▸ **Task input**:
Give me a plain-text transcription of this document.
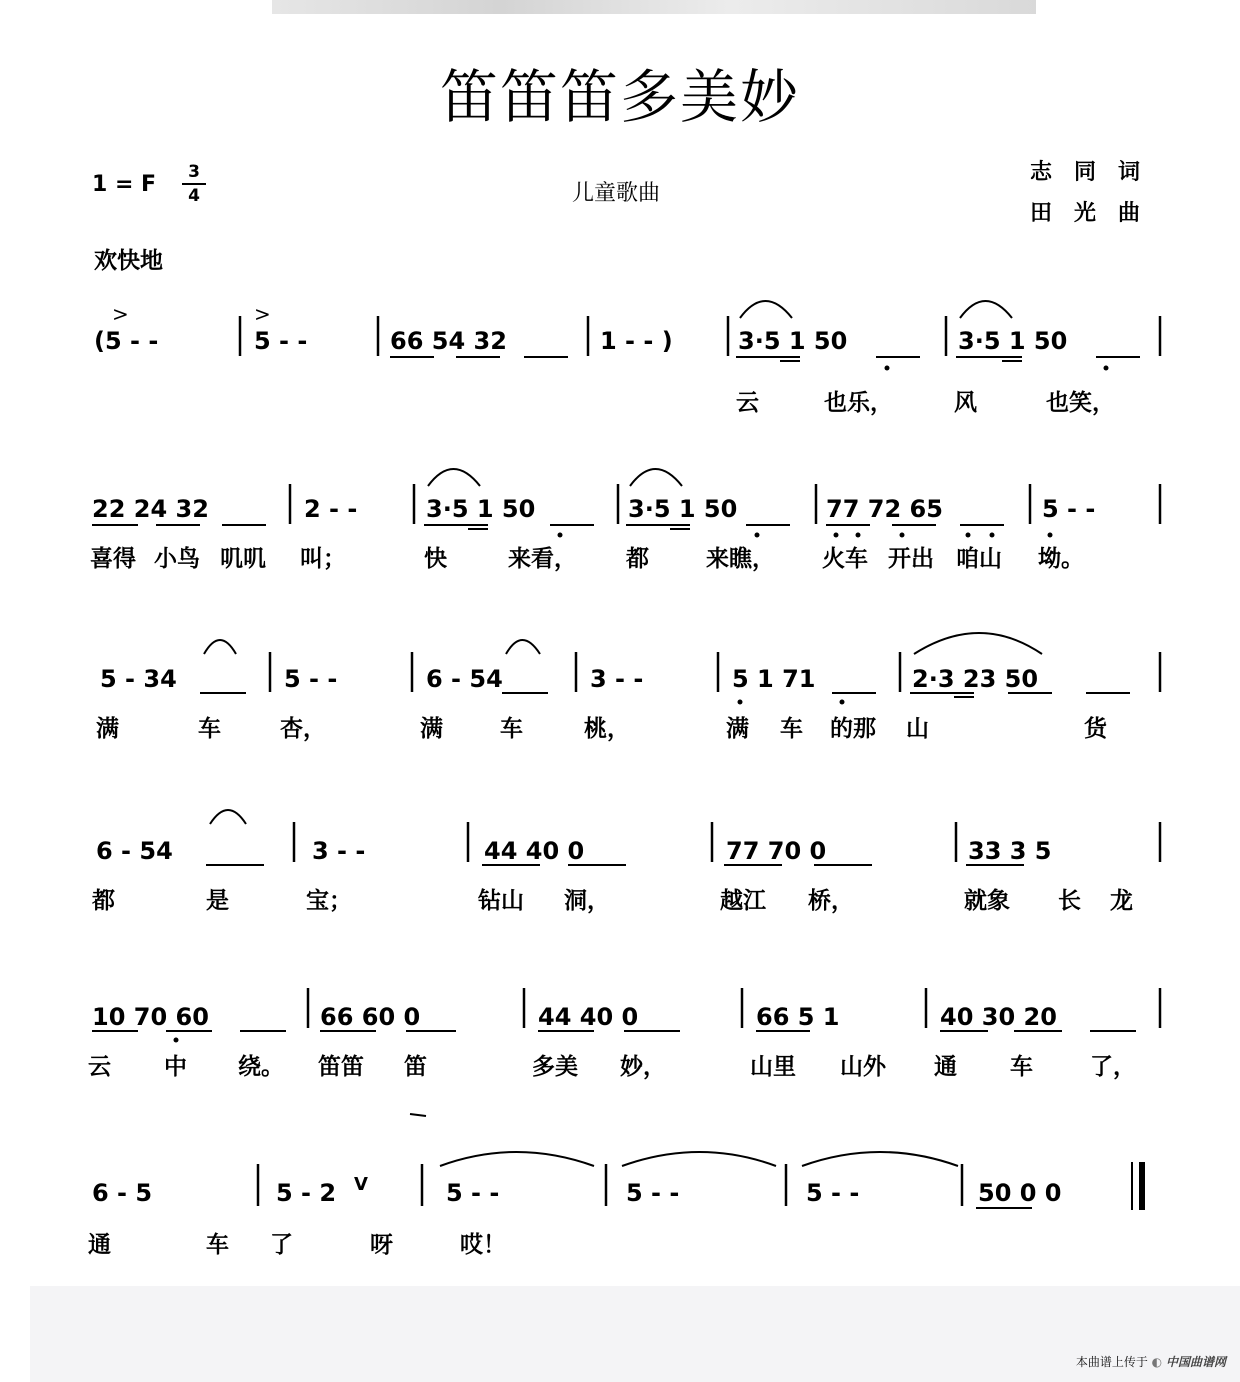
笛笛笛多美妙
1 = F	3
4	儿童歌曲
志同词
田光曲
欢快地
(5 - -
>
5 - -
>
66 54 32	1 - - )	3·5 1 50	3·5 1 50
云	也乐，	风	也笑，
22 24 32	2 - -	3·5 1 50	3·5 1 50	77 72 65	5 - -
喜得 小鸟 叽叽 叫；	快	来看， 都 来瞧， 火车 开出 咱山 坳。
5 - 34	5 - -	6 - 54	3 - -	5 1 71	2·3 23 50
满	车	杏，	满 车	桃，	满 车 的那 山	货
6 - 54	3 - -	44 40 0	77 70 0	33 3 5
都	是	宝；	钻山 洞，	越江 桥，	就象 长 龙
10 70 60	66 60 0	44 40 0	66 5 1	40 30 20
云 中 绕。 笛笛 笛	多美 妙，	山里 山外 通 车 了，
6 - 5	5 - 2 V	5 - -	5 - -	5 - -	50 0 0
通	车 了	呀	哎！
本曲谱上传于 ◐ 中国曲谱网
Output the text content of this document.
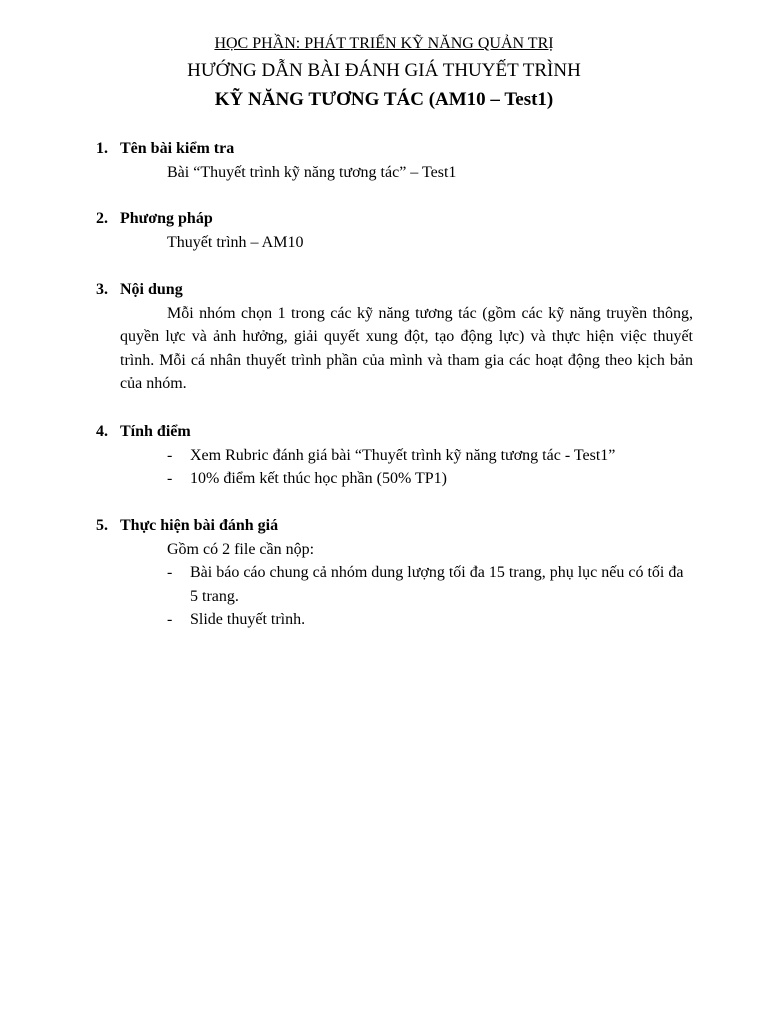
HỌC PHẦN: PHÁT TRIỂN KỸ NĂNG QUẢN TRỊ
HƯỚNG DẪN BÀI ĐÁNH GIÁ THUYẾT TRÌNH
KỸ NĂNG TƯƠNG TÁC (AM10 – Test1)
1. Tên bài kiểm tra
Bài “Thuyết trình kỹ năng tương tác” – Test1
2. Phương pháp
Thuyết trình – AM10
3. Nội dung
Mỗi nhóm chọn 1 trong các kỹ năng tương tác (gồm các kỹ năng truyền thông, quyền lực và ảnh hưởng, giải quyết xung đột, tạo động lực) và thực hiện việc thuyết trình. Mỗi cá nhân thuyết trình phần của mình và tham gia các hoạt động theo kịch bản của nhóm.
4. Tính điểm
- Xem Rubric đánh giá bài “Thuyết trình kỹ năng tương tác - Test1”
- 10% điểm kết thúc học phần (50% TP1)
5. Thực hiện bài đánh giá
Gồm có 2 file cần nộp:
- Bài báo cáo chung cả nhóm dung lượng tối đa 15 trang, phụ lục nếu có tối đa 5 trang.
- Slide thuyết trình.
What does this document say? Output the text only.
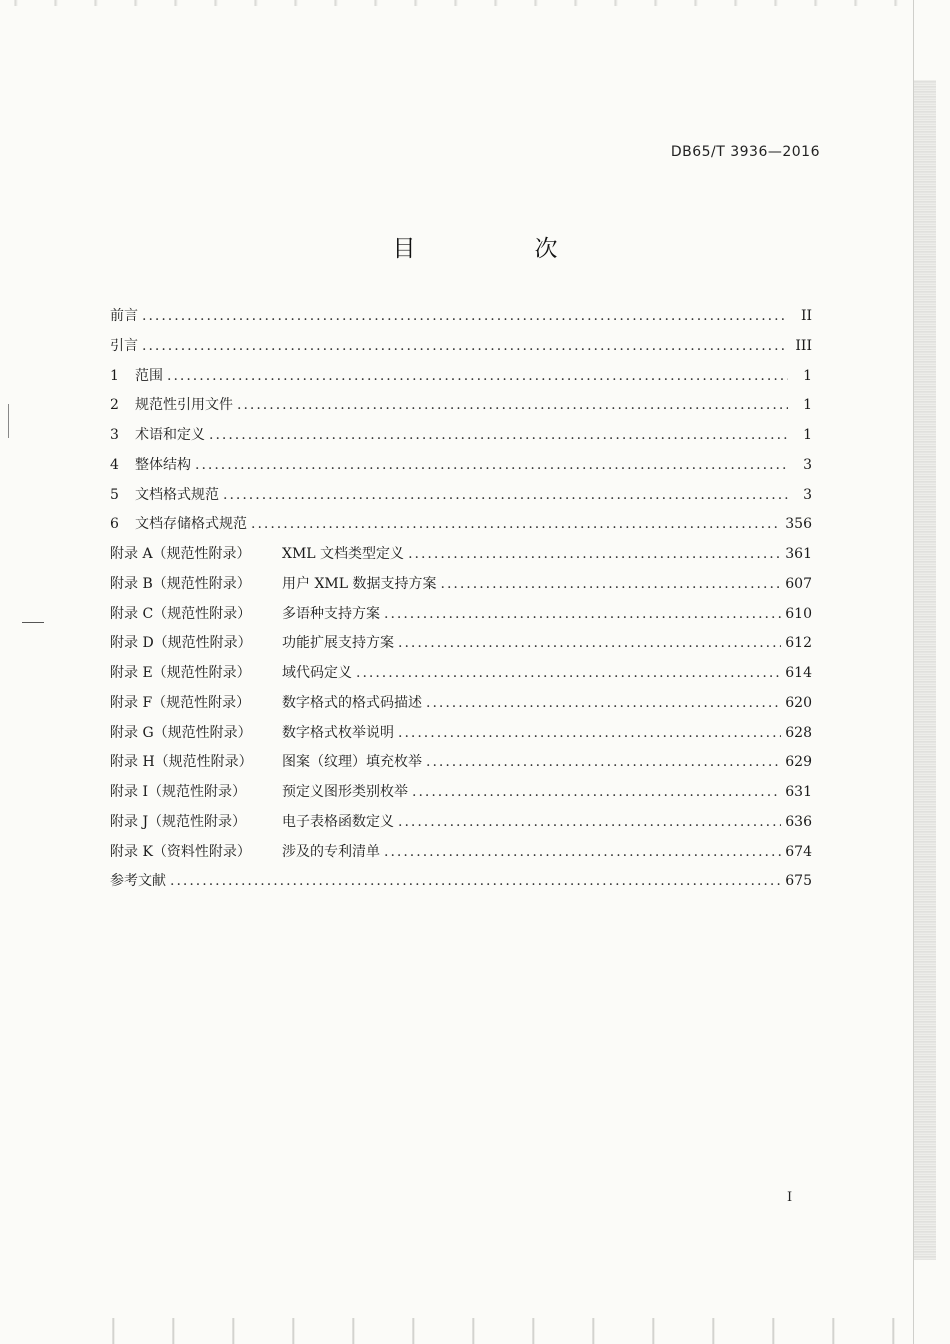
DB65/T 3936—2016
目　次
前言 .....	II
引言 .....	III
1	范围 .....	1
2	规范性引用文件 .....	1
3	术语和定义 .....	1
4	整体结构 .....	3
5	文档格式规范 .....	3
6	文档存储格式规范 .....	356
附录 A（规范性附录）	XML 文档类型定义 .....	361
附录 B（规范性附录）	用户 XML 数据支持方案 .....	607
附录 C（规范性附录）	多语种支持方案 .....	610
附录 D（规范性附录）	功能扩展支持方案 .....	612
附录 E（规范性附录）	域代码定义 .....	614
附录 F（规范性附录）	数字格式的格式码描述 .....	620
附录 G（规范性附录）	数字格式枚举说明 .....	628
附录 H（规范性附录）	图案（纹理）填充枚举 .....	629
附录 I（规范性附录）	预定义图形类别枚举 .....	631
附录 J（规范性附录）	电子表格函数定义 .....	636
附录 K（资料性附录）	涉及的专利清单 .....	674
参考文献 .....	675
I
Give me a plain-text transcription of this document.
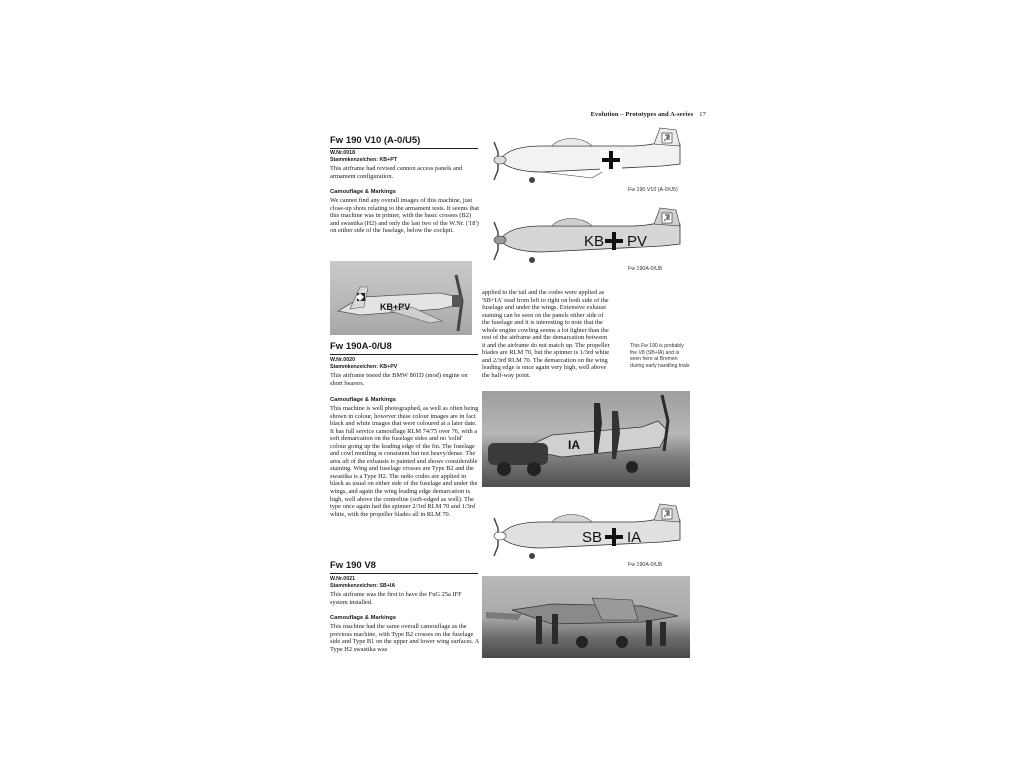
Evolution – Prototypes and A-series 17
Fw 190 V10 (A-0/U5)
W.Nr.0018
Stammkenzeichen: KB+PT

This airframe had revised cannon access panels and armament configuration.

Camouflage & Markings

We cannot find any overall images of this machine, just close-up shots relating to the armament tests. It seems that this machine was in primer, with the basic crosses (B2) and swastika (H2) and only the last two of the W.Nr. ('18') on either side of the fuselage, below the cockpit.

KB+PV
Fw 190A-0/U8
W.Nr.0020
Stammkenzeichen: KB+PV

This airframe tested the BMW 801D (mod) engine on short bearers.

Camouflage & Markings

This machine is well photographed, as well as often being shown in colour, however these colour images are in fact black and white images that were coloured at a later date. It has full service camouflage RLM 74/75 over 76, with a soft demarcation on the fuselage sides and no 'solid' colour going up the leading edge of the fin. The fuselage and cowl mottling is consistent but not heavy/dense. The area aft of the exhausts is painted and shows considerable staining. Wing and fuselage crosses are Type B2 and the swastika is a Type H2. The radio codes are applied in black as usual on either side of the fuselage and under the wings, and again the wing leading edge demarcation is high, well above the centreline (soft-edged as well). The type once again had the spinner 2/3rd RLM 70 and 1/3rd white, with the propeller blades all in RLM 70.

Fw 190 V8
W.Nr.0021
Stammkenzeichen: SB+IA

This airframe was the first to have the FuG 25a IFF system installed.

Camouflage & Markings

This machine had the same overall camouflage as the previous machine, with Type B2 crosses on the fuselage side and Type B1 on the upper and lower wing surfaces. A Type H2 swastika was

Fw 190 V10 (A-0/U5)
KB PV
Fw 190A-0/U8

applied to the tail and the codes were applied as 'SB+IA' read from left to right on both side of the fuselage and under the wings. Extensive exhaust staining can be seen on the panels either side of the fuselage and it is interesting to note that the whole engine cowling seems a lot lighter than the rest of the airframe and the demarcation between it and the airframe do not match up. The propeller blades are RLM 70, but the spinner is 1/3rd white and 2/3rd RLM 70. The demarcation on the wing leading edge is once again very high, well above the half-way point.

This Fw 190 is probably the V8 (SB+IA) and is seen here at Bremen during early handling trials
IA
SB IA
Fw 190A-0/U8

▸ **Task objective**:
Set the entries down again exactly. Do not include the images.

▸ **Task result**:
Give me a plain-text transcription of this document.
笛笛笛多美妙
1 = F	3
4	儿童歌曲
志同词
田光曲
欢快地
(5 - -
>
5 - -
>
66 54 32	1 - - )	3·5 1 50	3·5 1 50
云	也乐，	风	也笑，
22 24 32	2 - -	3·5 1 50	3·5 1 50	77 72 65	5 - -
喜得 小鸟 叽叽 叫；	快	来看， 都 来瞧， 火车 开出 咱山 坳。
5 - 34	5 - -	6 - 54	3 - -	5 1 71	2·3 23 50
满	车	杏，	满 车	桃，	满 车 的那 山	货
6 - 54	3 - -	44 40 0	77 70 0	33 3 5
都	是	宝；	钻山 洞，	越江 桥，	就象 长 龙
10 70 60	66 60 0	44 40 0	66 5 1	40 30 20
云 中 绕。 笛笛 笛	多美 妙，	山里 山外 通 车 了，
6 - 5	5 - 2 V	5 - -	5 - -	5 - -	50 0 0
通	车 了	呀	哎！
本曲谱上传于 ◐ 中国曲谱网
Output the text content of this document.
HỌC PHẦN: PHÁT TRIỂN KỸ NĂNG QUẢN TRỊ
HƯỚNG DẪN BÀI ĐÁNH GIÁ THUYẾT TRÌNH
KỸ NĂNG TƯƠNG TÁC (AM10 – Test1)
1. Tên bài kiểm tra
Bài “Thuyết trình kỹ năng tương tác” – Test1
2. Phương pháp
Thuyết trình – AM10
3. Nội dung
Mỗi nhóm chọn 1 trong các kỹ năng tương tác (gồm các kỹ năng truyền thông, quyền lực và ảnh hưởng, giải quyết xung đột, tạo động lực) và thực hiện việc thuyết trình. Mỗi cá nhân thuyết trình phần của mình và tham gia các hoạt động theo kịch bản của nhóm.
4. Tính điểm
- Xem Rubric đánh giá bài “Thuyết trình kỹ năng tương tác - Test1”
- 10% điểm kết thúc học phần (50% TP1)
5. Thực hiện bài đánh giá
Gồm có 2 file cần nộp:
- Bài báo cáo chung cả nhóm dung lượng tối đa 15 trang, phụ lục nếu có tối đa 5 trang.
- Slide thuyết trình.
What does this document say? Output the text only.
DB65/T 3936—2016
目　次
前言 .....	II
引言 .....	III
1	范围 .....	1
2	规范性引用文件 .....	1
3	术语和定义 .....	1
4	整体结构 .....	3
5	文档格式规范 .....	3
6	文档存储格式规范 .....	356
附录 A（规范性附录）	XML 文档类型定义 .....	361
附录 B（规范性附录）	用户 XML 数据支持方案 .....	607
附录 C（规范性附录）	多语种支持方案 .....	610
附录 D（规范性附录）	功能扩展支持方案 .....	612
附录 E（规范性附录）	域代码定义 .....	614
附录 F（规范性附录）	数字格式的格式码描述 .....	620
附录 G（规范性附录）	数字格式枚举说明 .....	628
附录 H（规范性附录）	图案（纹理）填充枚举 .....	629
附录 I（规范性附录）	预定义图形类别枚举 .....	631
附录 J（规范性附录）	电子表格函数定义 .....	636
附录 K（资料性附录）	涉及的专利清单 .....	674
参考文献 .....	675
I
Give me a plain-text transcription of this document.
Evolution – Prototypes and A-series 17
Fw 190 V10 (A-0/U5)
W.Nr.0018
Stammkenzeichen: KB+PT

This airframe had revised cannon access panels and armament configuration.

Camouflage & Markings

We cannot find any overall images of this machine, just close-up shots relating to the armament tests. It seems that this machine was in primer, with the basic crosses (B2) and swastika (H2) and only the last two of the W.Nr. ('18') on either side of the fuselage, below the cockpit.

KB+PV
Fw 190A-0/U8
W.Nr.0020
Stammkenzeichen: KB+PV

This airframe tested the BMW 801D (mod) engine on short bearers.

Camouflage & Markings

This machine is well photographed, as well as often being shown in colour, however these colour images are in fact black and white images that were coloured at a later date. It has full service camouflage RLM 74/75 over 76, with a soft demarcation on the fuselage sides and no 'solid' colour going up the leading edge of the fin. The fuselage and cowl mottling is consistent but not heavy/dense. The area aft of the exhausts is painted and shows considerable staining. Wing and fuselage crosses are Type B2 and the swastika is a Type H2. The radio codes are applied in black as usual on either side of the fuselage and under the wings, and again the wing leading edge demarcation is high, well above the centreline (soft-edged as well). The type once again had the spinner 2/3rd RLM 70 and 1/3rd white, with the propeller blades all in RLM 70.

Fw 190 V8
W.Nr.0021
Stammkenzeichen: SB+IA

This airframe was the first to have the FuG 25a IFF system installed.

Camouflage & Markings

This machine had the same overall camouflage as the previous machine, with Type B2 crosses on the fuselage side and Type B1 on the upper and lower wing surfaces. A Type H2 swastika was

Fw 190 V10 (A-0/U5)
KB PV
Fw 190A-0/U8

applied to the tail and the codes were applied as 'SB+IA' read from left to right on both side of the fuselage and under the wings. Extensive exhaust staining can be seen on the panels either side of the fuselage and it is interesting to note that the whole engine cowling seems a lot lighter than the rest of the airframe and the demarcation between it and the airframe do not match up. The propeller blades are RLM 70, but the spinner is 1/3rd white and 2/3rd RLM 70. The demarcation on the wing leading edge is once again very high, well above the half-way point.

This Fw 190 is probably the V8 (SB+IA) and is seen here at Bremen during early handling trials
IA
SB IA
Fw 190A-0/U8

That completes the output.